▶ _Objective_
The listing below is the input. Say how many of its lines contain "ylabel", giving the number alone.

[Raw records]

◆ ◆ ◆ ◆ ◆ ◆ ◆

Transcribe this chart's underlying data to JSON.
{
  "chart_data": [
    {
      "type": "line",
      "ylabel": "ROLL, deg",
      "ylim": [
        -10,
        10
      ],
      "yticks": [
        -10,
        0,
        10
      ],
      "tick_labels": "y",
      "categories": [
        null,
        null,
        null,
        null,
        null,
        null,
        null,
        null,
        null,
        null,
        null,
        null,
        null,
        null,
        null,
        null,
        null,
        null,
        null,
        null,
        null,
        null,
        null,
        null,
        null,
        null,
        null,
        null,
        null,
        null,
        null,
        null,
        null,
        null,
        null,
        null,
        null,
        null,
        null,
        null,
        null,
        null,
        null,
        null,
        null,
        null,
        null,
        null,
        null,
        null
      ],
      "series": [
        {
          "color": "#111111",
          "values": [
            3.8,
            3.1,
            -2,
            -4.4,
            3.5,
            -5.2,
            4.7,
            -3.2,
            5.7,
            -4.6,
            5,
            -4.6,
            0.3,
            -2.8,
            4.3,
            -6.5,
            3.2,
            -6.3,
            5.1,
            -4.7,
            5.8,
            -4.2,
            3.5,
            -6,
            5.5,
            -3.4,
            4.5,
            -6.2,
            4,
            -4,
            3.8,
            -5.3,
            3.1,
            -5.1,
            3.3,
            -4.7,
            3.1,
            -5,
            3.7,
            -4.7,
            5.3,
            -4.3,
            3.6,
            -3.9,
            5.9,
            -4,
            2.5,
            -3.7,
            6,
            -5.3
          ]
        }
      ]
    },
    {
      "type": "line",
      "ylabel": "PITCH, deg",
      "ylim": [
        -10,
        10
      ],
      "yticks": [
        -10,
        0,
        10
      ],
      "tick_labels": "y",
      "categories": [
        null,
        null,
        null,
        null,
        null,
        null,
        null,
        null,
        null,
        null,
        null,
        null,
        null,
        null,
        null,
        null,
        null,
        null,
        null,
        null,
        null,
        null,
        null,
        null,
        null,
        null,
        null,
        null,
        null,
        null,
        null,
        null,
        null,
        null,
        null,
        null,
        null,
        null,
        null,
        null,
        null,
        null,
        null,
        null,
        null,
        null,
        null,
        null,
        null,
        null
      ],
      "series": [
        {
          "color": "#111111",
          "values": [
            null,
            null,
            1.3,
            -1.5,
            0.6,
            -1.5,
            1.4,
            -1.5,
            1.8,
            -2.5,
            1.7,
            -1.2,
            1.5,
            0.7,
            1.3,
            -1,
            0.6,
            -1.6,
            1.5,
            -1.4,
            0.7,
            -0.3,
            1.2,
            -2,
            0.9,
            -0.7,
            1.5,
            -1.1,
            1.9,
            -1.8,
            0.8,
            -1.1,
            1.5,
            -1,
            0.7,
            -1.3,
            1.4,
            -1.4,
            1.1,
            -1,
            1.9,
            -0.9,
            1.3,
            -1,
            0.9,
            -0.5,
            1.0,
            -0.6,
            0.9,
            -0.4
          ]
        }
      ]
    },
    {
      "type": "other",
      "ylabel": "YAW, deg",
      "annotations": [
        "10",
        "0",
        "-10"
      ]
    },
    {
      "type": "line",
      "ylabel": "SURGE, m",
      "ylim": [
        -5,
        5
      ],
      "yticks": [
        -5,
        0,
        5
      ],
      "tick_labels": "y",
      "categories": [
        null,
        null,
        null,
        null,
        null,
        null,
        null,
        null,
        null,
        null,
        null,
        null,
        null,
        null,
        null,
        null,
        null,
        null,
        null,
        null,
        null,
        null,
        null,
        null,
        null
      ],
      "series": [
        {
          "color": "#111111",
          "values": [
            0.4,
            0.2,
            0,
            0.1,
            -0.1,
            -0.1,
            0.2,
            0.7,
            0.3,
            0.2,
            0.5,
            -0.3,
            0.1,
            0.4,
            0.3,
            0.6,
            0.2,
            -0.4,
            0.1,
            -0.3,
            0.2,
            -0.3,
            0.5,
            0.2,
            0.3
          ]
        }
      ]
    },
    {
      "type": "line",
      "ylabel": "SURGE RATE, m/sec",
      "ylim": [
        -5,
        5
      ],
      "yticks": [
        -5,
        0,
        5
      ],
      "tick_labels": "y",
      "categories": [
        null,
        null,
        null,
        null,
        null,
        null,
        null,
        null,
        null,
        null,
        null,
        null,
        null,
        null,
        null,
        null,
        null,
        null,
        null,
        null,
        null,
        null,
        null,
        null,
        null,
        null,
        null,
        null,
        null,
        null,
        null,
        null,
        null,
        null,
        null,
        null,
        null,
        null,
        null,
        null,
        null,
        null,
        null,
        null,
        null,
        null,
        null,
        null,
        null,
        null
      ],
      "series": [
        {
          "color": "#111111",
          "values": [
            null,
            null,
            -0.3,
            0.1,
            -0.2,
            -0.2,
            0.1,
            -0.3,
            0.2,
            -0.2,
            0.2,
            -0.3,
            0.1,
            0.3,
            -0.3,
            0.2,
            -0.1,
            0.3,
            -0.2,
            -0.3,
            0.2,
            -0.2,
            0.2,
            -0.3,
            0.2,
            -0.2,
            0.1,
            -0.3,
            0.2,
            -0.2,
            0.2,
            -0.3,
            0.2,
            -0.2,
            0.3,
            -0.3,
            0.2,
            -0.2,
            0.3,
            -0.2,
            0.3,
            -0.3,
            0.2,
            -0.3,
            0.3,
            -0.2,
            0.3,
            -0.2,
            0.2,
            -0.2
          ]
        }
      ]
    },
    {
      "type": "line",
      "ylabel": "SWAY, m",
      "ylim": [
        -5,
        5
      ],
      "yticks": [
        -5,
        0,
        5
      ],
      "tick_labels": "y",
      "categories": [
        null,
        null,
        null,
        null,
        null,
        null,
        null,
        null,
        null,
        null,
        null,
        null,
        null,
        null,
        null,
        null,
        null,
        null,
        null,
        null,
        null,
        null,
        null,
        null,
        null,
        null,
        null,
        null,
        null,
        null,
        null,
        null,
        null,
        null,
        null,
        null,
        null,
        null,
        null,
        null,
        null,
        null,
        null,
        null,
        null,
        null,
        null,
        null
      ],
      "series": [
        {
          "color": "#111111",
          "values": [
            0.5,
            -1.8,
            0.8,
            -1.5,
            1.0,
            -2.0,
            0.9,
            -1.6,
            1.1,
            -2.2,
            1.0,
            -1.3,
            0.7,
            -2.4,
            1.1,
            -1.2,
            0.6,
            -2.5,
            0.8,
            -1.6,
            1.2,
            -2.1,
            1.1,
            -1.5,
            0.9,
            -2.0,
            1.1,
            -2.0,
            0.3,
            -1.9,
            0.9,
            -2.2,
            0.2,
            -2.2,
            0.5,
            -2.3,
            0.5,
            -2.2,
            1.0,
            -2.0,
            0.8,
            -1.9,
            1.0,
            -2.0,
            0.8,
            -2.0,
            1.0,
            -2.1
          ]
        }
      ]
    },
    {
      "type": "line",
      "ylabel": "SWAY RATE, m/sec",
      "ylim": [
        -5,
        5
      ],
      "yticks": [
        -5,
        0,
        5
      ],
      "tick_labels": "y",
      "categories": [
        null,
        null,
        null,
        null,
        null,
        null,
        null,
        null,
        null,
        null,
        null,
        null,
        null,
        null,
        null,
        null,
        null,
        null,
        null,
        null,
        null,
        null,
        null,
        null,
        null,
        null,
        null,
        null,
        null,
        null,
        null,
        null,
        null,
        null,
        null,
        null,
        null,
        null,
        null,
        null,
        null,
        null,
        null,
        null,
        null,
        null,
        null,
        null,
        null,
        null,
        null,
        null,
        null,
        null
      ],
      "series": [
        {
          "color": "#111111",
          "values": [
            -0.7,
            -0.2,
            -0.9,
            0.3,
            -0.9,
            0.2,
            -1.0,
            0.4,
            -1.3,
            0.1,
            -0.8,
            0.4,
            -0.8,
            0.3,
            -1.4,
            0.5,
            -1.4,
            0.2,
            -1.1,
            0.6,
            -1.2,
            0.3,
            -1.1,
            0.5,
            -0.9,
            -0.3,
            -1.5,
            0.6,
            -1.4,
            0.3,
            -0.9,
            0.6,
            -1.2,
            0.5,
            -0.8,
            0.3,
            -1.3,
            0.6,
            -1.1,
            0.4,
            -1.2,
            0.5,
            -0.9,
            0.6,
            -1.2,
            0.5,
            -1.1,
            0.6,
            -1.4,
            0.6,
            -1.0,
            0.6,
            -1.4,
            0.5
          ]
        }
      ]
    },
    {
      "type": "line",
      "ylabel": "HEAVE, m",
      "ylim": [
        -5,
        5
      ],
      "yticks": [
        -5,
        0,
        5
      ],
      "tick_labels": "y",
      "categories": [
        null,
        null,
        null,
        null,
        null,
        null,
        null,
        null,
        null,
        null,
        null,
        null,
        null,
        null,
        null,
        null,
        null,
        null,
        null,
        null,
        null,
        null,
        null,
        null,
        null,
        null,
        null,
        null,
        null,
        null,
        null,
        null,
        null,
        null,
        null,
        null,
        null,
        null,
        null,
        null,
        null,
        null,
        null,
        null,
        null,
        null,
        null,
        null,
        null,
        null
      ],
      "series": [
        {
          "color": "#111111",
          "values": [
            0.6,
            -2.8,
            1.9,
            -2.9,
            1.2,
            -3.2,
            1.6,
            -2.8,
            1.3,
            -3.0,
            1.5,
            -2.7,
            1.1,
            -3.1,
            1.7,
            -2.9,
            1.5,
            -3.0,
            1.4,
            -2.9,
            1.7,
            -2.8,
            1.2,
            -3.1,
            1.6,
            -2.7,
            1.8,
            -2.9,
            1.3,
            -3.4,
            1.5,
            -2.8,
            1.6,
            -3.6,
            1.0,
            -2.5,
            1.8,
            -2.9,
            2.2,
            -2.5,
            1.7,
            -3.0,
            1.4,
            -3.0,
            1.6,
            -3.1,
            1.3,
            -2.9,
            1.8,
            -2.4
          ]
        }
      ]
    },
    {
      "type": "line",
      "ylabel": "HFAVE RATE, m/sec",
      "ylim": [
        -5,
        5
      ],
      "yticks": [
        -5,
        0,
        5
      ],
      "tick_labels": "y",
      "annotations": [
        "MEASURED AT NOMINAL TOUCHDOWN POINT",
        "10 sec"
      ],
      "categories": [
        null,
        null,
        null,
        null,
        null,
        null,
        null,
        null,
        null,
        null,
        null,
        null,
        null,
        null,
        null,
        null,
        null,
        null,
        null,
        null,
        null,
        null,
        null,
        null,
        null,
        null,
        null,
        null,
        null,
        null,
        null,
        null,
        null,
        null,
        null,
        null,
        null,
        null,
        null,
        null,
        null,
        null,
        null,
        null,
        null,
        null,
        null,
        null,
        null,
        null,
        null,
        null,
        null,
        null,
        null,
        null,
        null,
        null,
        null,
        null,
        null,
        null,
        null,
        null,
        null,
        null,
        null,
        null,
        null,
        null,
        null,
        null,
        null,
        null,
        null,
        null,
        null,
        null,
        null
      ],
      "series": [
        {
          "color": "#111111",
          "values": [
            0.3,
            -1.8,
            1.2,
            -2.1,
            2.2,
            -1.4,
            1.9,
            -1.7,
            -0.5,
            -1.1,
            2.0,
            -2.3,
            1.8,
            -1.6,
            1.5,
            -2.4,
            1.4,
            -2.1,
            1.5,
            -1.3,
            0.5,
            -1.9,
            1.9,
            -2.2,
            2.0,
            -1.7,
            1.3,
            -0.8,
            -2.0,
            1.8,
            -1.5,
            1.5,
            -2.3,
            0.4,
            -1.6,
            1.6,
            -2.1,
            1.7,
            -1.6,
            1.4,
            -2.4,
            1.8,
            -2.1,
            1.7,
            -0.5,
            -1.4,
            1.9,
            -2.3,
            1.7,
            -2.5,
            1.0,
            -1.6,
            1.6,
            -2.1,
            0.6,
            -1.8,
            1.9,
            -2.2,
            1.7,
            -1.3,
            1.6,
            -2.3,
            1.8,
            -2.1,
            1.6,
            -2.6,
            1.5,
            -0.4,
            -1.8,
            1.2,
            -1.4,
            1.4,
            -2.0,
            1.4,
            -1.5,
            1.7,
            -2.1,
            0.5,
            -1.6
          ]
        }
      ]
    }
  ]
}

◆ ◆ ◆ ◆ ◆ ◆ ◆

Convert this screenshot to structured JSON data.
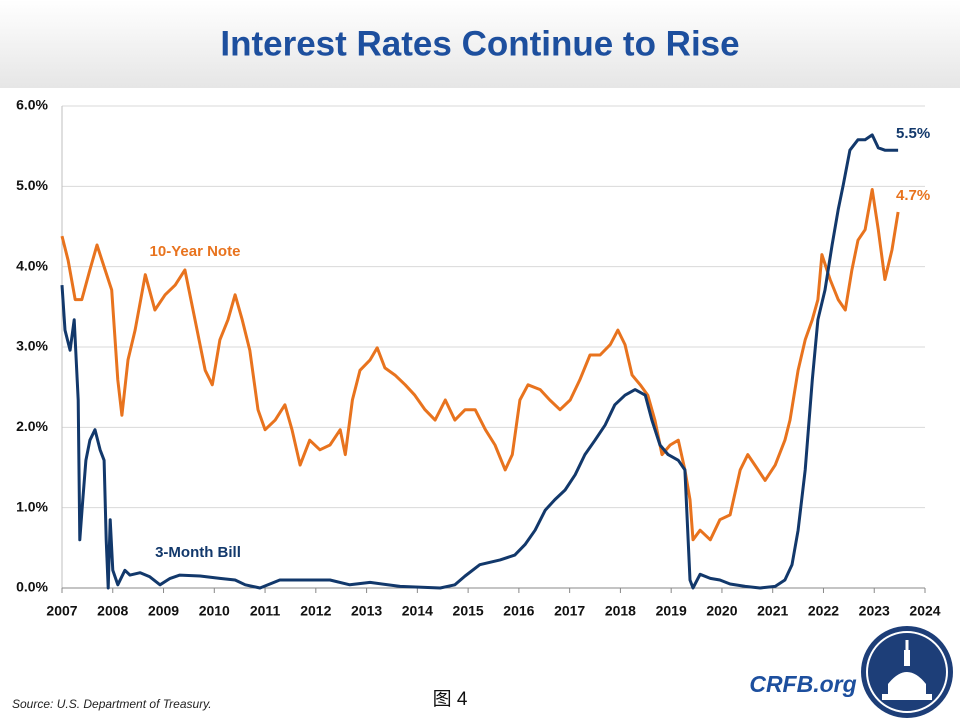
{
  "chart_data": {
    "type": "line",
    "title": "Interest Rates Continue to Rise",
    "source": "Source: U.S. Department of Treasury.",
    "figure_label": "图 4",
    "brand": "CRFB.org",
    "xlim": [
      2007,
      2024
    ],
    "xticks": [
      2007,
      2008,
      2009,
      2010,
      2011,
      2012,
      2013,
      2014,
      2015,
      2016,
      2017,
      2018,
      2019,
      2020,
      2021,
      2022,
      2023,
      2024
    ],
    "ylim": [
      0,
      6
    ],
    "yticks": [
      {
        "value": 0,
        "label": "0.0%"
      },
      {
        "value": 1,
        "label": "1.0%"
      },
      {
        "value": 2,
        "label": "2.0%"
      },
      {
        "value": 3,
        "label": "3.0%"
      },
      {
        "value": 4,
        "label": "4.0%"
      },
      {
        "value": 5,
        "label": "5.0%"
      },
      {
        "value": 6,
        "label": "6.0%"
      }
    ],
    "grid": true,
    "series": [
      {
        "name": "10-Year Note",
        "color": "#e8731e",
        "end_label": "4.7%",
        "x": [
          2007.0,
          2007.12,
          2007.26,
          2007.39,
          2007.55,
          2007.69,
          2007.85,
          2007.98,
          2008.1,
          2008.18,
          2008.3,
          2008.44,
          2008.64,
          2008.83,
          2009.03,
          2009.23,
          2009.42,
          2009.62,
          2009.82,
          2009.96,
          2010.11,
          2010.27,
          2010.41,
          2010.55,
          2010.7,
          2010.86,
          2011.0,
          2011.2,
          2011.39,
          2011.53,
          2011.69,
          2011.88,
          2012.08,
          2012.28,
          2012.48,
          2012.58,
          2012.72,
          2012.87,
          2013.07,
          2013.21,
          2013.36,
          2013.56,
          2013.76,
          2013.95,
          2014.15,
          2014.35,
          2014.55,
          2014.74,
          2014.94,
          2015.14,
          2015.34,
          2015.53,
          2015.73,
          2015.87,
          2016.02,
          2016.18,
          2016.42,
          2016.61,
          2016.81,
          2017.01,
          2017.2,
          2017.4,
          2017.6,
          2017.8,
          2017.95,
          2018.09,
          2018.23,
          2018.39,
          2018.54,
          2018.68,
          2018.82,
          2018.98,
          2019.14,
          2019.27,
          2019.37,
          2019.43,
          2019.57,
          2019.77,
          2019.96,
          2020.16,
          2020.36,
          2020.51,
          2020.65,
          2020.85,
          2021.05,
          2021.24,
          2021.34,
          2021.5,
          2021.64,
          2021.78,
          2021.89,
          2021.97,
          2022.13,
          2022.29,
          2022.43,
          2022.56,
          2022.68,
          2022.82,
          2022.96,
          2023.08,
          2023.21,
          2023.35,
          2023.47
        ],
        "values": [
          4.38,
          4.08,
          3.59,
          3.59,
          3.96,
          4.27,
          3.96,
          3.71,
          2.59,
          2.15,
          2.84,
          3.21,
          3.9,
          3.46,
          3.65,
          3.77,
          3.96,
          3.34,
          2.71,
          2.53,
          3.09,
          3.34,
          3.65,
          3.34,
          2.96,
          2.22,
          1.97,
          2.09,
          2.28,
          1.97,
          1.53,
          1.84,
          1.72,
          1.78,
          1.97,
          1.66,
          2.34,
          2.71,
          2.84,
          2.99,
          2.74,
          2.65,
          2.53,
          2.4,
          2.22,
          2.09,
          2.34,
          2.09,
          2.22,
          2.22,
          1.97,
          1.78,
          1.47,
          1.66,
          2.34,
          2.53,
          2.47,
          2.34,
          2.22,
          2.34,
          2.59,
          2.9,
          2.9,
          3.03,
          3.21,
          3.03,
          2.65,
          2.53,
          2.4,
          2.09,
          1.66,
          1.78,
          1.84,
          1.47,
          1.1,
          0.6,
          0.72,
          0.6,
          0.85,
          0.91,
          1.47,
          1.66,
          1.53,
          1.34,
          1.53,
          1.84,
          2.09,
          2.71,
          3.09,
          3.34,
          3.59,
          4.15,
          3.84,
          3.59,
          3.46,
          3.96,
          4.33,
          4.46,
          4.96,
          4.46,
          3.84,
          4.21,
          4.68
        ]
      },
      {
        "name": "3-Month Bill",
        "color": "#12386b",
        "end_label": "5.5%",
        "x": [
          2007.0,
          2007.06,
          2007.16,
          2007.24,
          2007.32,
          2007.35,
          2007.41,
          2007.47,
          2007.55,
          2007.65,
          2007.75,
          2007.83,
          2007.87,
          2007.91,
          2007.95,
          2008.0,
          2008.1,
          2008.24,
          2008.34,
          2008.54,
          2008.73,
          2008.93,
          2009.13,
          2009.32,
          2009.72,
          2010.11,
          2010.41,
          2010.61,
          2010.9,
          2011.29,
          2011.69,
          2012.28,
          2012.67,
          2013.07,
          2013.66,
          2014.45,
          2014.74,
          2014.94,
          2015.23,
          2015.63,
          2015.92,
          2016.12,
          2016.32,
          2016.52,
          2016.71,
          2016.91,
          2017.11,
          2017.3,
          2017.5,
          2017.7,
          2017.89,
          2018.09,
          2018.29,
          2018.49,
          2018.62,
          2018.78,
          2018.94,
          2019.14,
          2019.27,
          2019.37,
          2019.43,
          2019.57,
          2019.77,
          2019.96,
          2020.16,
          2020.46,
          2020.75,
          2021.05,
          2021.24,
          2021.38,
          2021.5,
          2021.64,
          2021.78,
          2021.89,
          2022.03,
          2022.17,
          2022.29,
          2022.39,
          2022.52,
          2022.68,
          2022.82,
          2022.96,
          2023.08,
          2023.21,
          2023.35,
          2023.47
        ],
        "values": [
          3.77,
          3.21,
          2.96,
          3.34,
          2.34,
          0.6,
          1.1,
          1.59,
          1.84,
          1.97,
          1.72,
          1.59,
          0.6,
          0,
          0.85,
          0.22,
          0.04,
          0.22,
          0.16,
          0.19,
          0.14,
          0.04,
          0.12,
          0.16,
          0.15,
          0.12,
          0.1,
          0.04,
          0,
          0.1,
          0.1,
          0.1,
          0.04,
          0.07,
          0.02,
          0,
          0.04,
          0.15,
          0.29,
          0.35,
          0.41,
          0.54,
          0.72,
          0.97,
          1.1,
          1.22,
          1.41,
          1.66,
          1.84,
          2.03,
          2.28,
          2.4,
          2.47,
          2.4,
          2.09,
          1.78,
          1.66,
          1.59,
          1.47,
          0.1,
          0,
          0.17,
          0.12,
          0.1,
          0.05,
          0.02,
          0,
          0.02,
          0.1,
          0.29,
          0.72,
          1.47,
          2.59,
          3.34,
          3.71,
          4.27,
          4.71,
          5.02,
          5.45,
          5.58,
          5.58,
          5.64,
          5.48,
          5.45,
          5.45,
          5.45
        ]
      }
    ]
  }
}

◆ ◆ ◆ ◆ ◆ ◆ ◆

▶ _Solution to this problem_
9